Data records
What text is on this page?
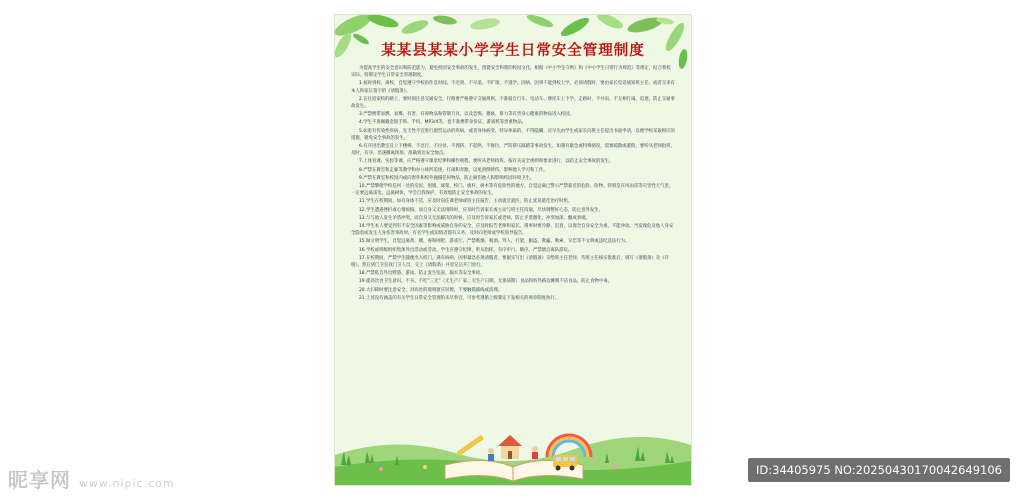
某某县某某小学学生日常安全管理制度

为提高学生的安全意识和防范能力，避免校园安全事故的发生，创建安全和谐的校园文化。根据《中小学生守则》和《中小学生日常行为规范》等规定，结合我校实际，特制定学生日常安全管理制度。

1.按时到校、离校，自觉遵守学校的作息时间。不迟到、不早退、不旷课、不逃学。因病、因事不能到校上学，必须请假时，要由家长电话通知班主任，或者交来有本人和家长签字的《请假条》。

2.在往返家校的路上，要时刻注意交通安全，行路要严格遵守交通规则。不准骑自行车、电动车、摩托车上下学。走路时，不并肩，不互相打闹、追逐，防止交通事故发生。

3.严禁携带易燃、易爆、有害、有毒物品和管制刀具，以及恐怖、猥亵、暴力等有害身心健康的物品进入校园。

4.学生不准佩戴金银手饰、手机、MP3/4等，也不准携带身份证、游戏机等贵重物品。

5.如患有传染性疾病，先天性不宜进行剧烈运动的疾病，或者身体病变、特异体质的，不得隐瞒，应早先由学生或家长向班主任提出书面申请，以便学校采取相应的措施，避免安全事故的发生。

6.有序进出教室及上下楼梯，不急行、不拉扯、不拥挤、不起哄、不推拉，严防挤压踩踏等事故发生。如遇有紧急或特殊情况，需要疏散或避险，要听从老师指挥，及时、有序、迅速撤离现场，准确到达安全地点。

7.上体育课、实验等课，应严格遵守课堂纪律和操作规程，要听从老师指挥，按有关安全规则和要求进行，以防止安全事故的发生。

8.严禁在教室和走廊等教学和办公场所追逐、打闹和奔跑，以免滑倒摔伤、影响他人学习和工作。

9.严禁在教室和校园内或向窗外和校外抛掷任何物品，防止砸伤他人和影响校园环境卫生。

10.严禁攀爬学校任何一处的房屋、围墙、球架、校门、旗杆、树木等有危险性的地方。自觉远离已警示严禁靠近的危险、险物。特别是在风雨雷等灾害性天气里，一定要远离雷电，远离树体，学会自我保护，有效地防止安全事故的发生。

11.学生在校期间，如有身体不适，应及时向任课老师或班主任报告，主动就近就医，防止延误最佳治疗时机。

12.学生遭遇挫折或心情烦恼，而自身又无法排除时，应及时告诉家长或主动与班主任沟通，尽快调整好心态，防止意外发生。

13.与与他人发生矛盾冲突，而自身又无法解决的时候，应及时告诉家长或老师，防止矛盾激化，冲突加深、酿成事端。

14.学生本人要受到有不安全因素等影响或威胁自身的安全，应及时报告老师和家长。遇事时要冷静、沉着，以保全自身安全为重，不能冲动。当发现危及他人身安全隐患或发生人身伤害事故时，有名学生或知情者都有义务，及时向老师或学校领导报告。

15.做文明学生，自觉远离黄、赌、毒和网吧、游戏厅。严禁吸烟、喝酒、骂人、打架、偷盗、欺骗、勒索、早恋等不文明或违纪违法行为。

16.学校或班级组织集体外出活动或劳动，学生应遵守纪律、听从指挥、有序步行、顺序、严禁擅自离队游玩。

17.在校期间，严禁学生随便出入校门。遇有病病、因事紧急必须请假者，要据实写出《请假条》交给班主任老师，待班主任核实批准后，填写《请假条》及《存根》，然后到门卫室找门卫人员，交上《请假条》并登记后开门放行。

18.严禁私自外出野游、游泳，防止发生坠崖、溺水等安全事故。

19.提高饮食卫生意识，不买、不吃“三无”（无生产厂家、无生产日期、无保质期）食品和校外路边摊贩不洁食品，防止食物中毒。

20.大扫除时要注意安全，对高处的玻璃窗应轻擦，不要触摸插线或清理。

21.上述没有涵盖的有关学生日常安全管理的未尽事宜，可参考遵循上级制定下发相关的规章制度执行。

昵享网 www.nipic.com
ID:34405975 NO:20250430170042649106
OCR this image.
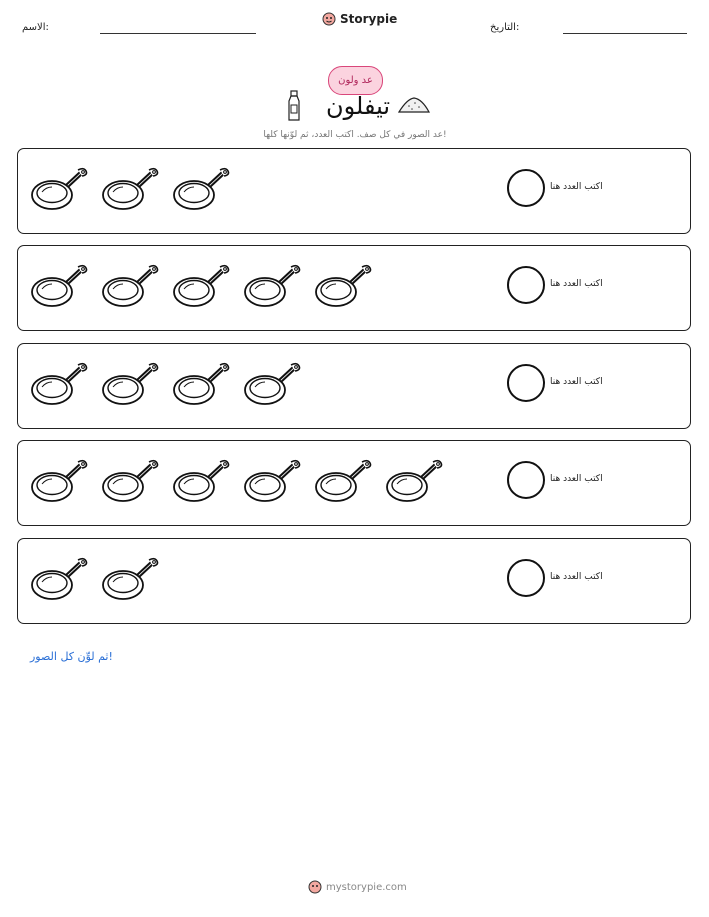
الاسم:
Storypie
التاريخ:
عد ولون
تيفلون
عد الصور في كل صف. اكتب العدد، ثم لوّنها كلها!
اكتب العدد هنا
اكتب العدد هنا
اكتب العدد هنا
اكتب العدد هنا
اكتب العدد هنا
ثم لوِّن كل الصور!
mystorypie.com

Problem requirements: Repeat all of the entries word for word, but omit the pictures.

Task result:
What text is on this page?
某某县某某小学学生日常安全管理制度

为提高学生的安全意识和防范能力，避免校园安全事故的发生，创建安全和谐的校园文化。根据《中小学生守则》和《中小学生日常行为规范》等规定，结合我校实际，特制定学生日常安全管理制度。

1.按时到校、离校，自觉遵守学校的作息时间。不迟到、不早退、不旷课、不逃学。因病、因事不能到校上学，必须请假时，要由家长电话通知班主任，或者交来有本人和家长签字的《请假条》。

2.在往返家校的路上，要时刻注意交通安全，行路要严格遵守交通规则。不准骑自行车、电动车、摩托车上下学。走路时，不并肩，不互相打闹、追逐，防止交通事故发生。

3.严禁携带易燃、易爆、有害、有毒物品和管制刀具，以及恐怖、猥亵、暴力等有害身心健康的物品进入校园。

4.学生不准佩戴金银手饰、手机、MP3/4等，也不准携带身份证、游戏机等贵重物品。

5.如患有传染性疾病，先天性不宜进行剧烈运动的疾病，或者身体病变、特异体质的，不得隐瞒，应早先由学生或家长向班主任提出书面申请，以便学校采取相应的措施，避免安全事故的发生。

6.有序进出教室及上下楼梯，不急行、不拉扯、不拥挤、不起哄、不推拉，严防挤压踩踏等事故发生。如遇有紧急或特殊情况，需要疏散或避险，要听从老师指挥，及时、有序、迅速撤离现场，准确到达安全地点。

7.上体育课、实验等课，应严格遵守课堂纪律和操作规程，要听从老师指挥，按有关安全规则和要求进行，以防止安全事故的发生。

8.严禁在教室和走廊等教学和办公场所追逐、打闹和奔跑，以免滑倒摔伤、影响他人学习和工作。

9.严禁在教室和校园内或向窗外和校外抛掷任何物品，防止砸伤他人和影响校园环境卫生。

10.严禁攀爬学校任何一处的房屋、围墙、球架、校门、旗杆、树木等有危险性的地方。自觉远离已警示严禁靠近的危险、险物。特别是在风雨雷等灾害性天气里，一定要远离雷电，远离树体，学会自我保护，有效地防止安全事故的发生。

11.学生在校期间，如有身体不适，应及时向任课老师或班主任报告，主动就近就医，防止延误最佳治疗时机。

12.学生遭遇挫折或心情烦恼，而自身又无法排除时，应及时告诉家长或主动与班主任沟通，尽快调整好心态，防止意外发生。

13.与与他人发生矛盾冲突，而自身又无法解决的时候，应及时告诉家长或老师，防止矛盾激化，冲突加深、酿成事端。

14.学生本人要受到有不安全因素等影响或威胁自身的安全，应及时报告老师和家长。遇事时要冷静、沉着，以保全自身安全为重，不能冲动。当发现危及他人身安全隐患或发生人身伤害事故时，有名学生或知情者都有义务，及时向老师或学校领导报告。

15.做文明学生，自觉远离黄、赌、毒和网吧、游戏厅。严禁吸烟、喝酒、骂人、打架、偷盗、欺骗、勒索、早恋等不文明或违纪违法行为。

16.学校或班级组织集体外出活动或劳动，学生应遵守纪律、听从指挥、有序步行、顺序、严禁擅自离队游玩。

17.在校期间，严禁学生随便出入校门。遇有病病、因事紧急必须请假者，要据实写出《请假条》交给班主任老师，待班主任核实批准后，填写《请假条》及《存根》，然后到门卫室找门卫人员，交上《请假条》并登记后开门放行。

18.严禁私自外出野游、游泳，防止发生坠崖、溺水等安全事故。

19.提高饮食卫生意识，不买、不吃“三无”（无生产厂家、无生产日期、无保质期）食品和校外路边摊贩不洁食品，防止食物中毒。

20.大扫除时要注意安全，对高处的玻璃窗应轻擦，不要触摸插线或清理。

21.上述没有涵盖的有关学生日常安全管理的未尽事宜，可参考遵循上级制定下发相关的规章制度执行。

昵享网 www.nipic.com
ID:34405975 NO:20250430170042649106
OCR this image.
الاسم:
Storypie
التاريخ:
عد ولون
تيفلون
عد الصور في كل صف. اكتب العدد، ثم لوّنها كلها!
اكتب العدد هنا
اكتب العدد هنا
اكتب العدد هنا
اكتب العدد هنا
اكتب العدد هنا
ثم لوِّن كل الصور!
mystorypie.com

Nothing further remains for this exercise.